## RECORDS FOR THIS TASK
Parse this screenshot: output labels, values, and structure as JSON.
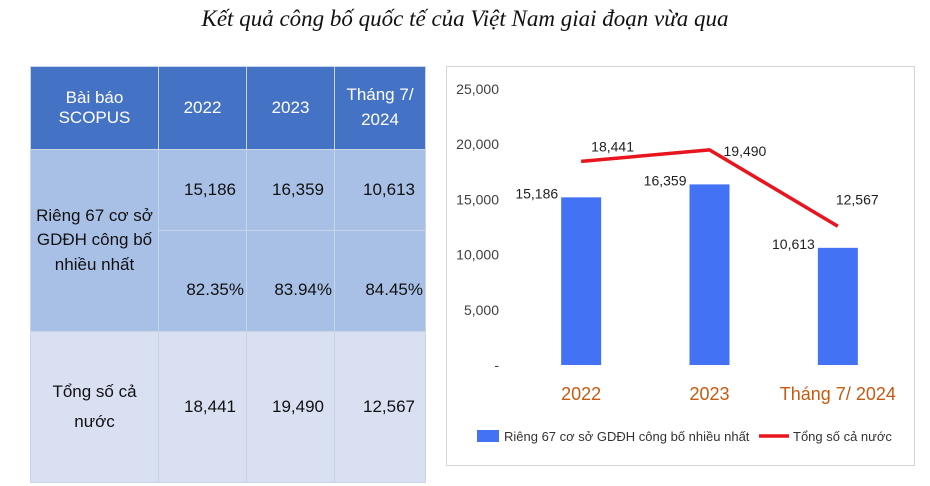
{
  "page_title": "Kết quả công bố quốc tế của Việt Nam giai đoạn vừa qua",
  "table": {
    "headers": [
      "Bài báo SCOPUS",
      "2022",
      "2023",
      "Tháng 7/ 2024"
    ],
    "row_group_label": "Riêng 67 cơ sở GDĐH công bố nhiều nhất",
    "counts": [
      "15,186",
      "16,359",
      "10,613"
    ],
    "percents": [
      "82.35%",
      "83.94%",
      "84.45%"
    ],
    "total_label": "Tổng số cả nước",
    "totals": [
      "18,441",
      "19,490",
      "12,567"
    ]
  },
  "chart_data": {
    "type": "bar",
    "categories": [
      "2022",
      "2023",
      "Tháng 7/ 2024"
    ],
    "series": [
      {
        "name": "Riêng 67 cơ sở GDĐH công bố nhiều nhất",
        "kind": "bar",
        "color": "#4472f4",
        "values": [
          15186,
          16359,
          10613
        ]
      },
      {
        "name": "Tổng số cả nước",
        "kind": "line",
        "color": "#e8141e",
        "values": [
          18441,
          19490,
          12567
        ]
      }
    ],
    "bar_labels": [
      "15,186",
      "16,359",
      "10,613"
    ],
    "line_labels": [
      "18,441",
      "19,490",
      "12,567"
    ],
    "y_ticks": [
      0,
      5000,
      10000,
      15000,
      20000,
      25000
    ],
    "y_tick_labels": [
      "-",
      "5,000",
      "10,000",
      "15,000",
      "20,000",
      "25,000"
    ],
    "ylim": [
      0,
      25000
    ],
    "category_label_color": "#c55a11",
    "grid": false,
    "legend_position": "bottom"
  }
}
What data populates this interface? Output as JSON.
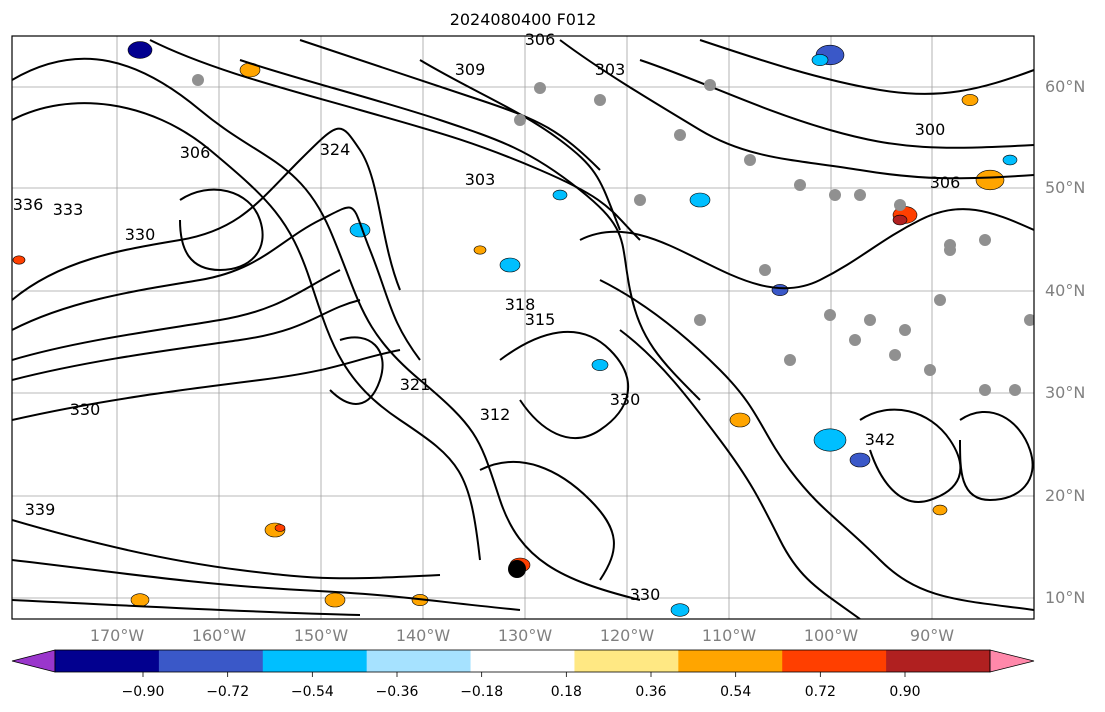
{
  "title": "2024080400 F012",
  "lat_labels": [
    "60°N",
    "50°N",
    "40°N",
    "30°N",
    "20°N",
    "10°N"
  ],
  "lon_labels": [
    "170°W",
    "160°W",
    "150°W",
    "140°W",
    "130°W",
    "120°W",
    "110°W",
    "100°W",
    "90°W"
  ],
  "colorbar": {
    "ticks": [
      "−0.90",
      "−0.72",
      "−0.54",
      "−0.36",
      "−0.18",
      "0.18",
      "0.36",
      "0.54",
      "0.72",
      "0.90"
    ],
    "colors": [
      "#9a36cc",
      "#02008f",
      "#3a58c8",
      "#00bfff",
      "#a6e2ff",
      "#ffffff",
      "#ffe883",
      "#ffa500",
      "#ff3f00",
      "#b02020",
      "#ff88aa"
    ]
  },
  "contour_labels": [
    "306",
    "303",
    "309",
    "324",
    "336",
    "333",
    "330",
    "318",
    "315",
    "312",
    "321",
    "339",
    "342",
    "300"
  ],
  "colors": {
    "contour": "#000000",
    "grid": "#a0a0a0",
    "dots": "#909090"
  }
}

## PROBLEM
Your reply is one number: how many lines of the records above contain the word "GDĐH".

## THE RESPONSE
2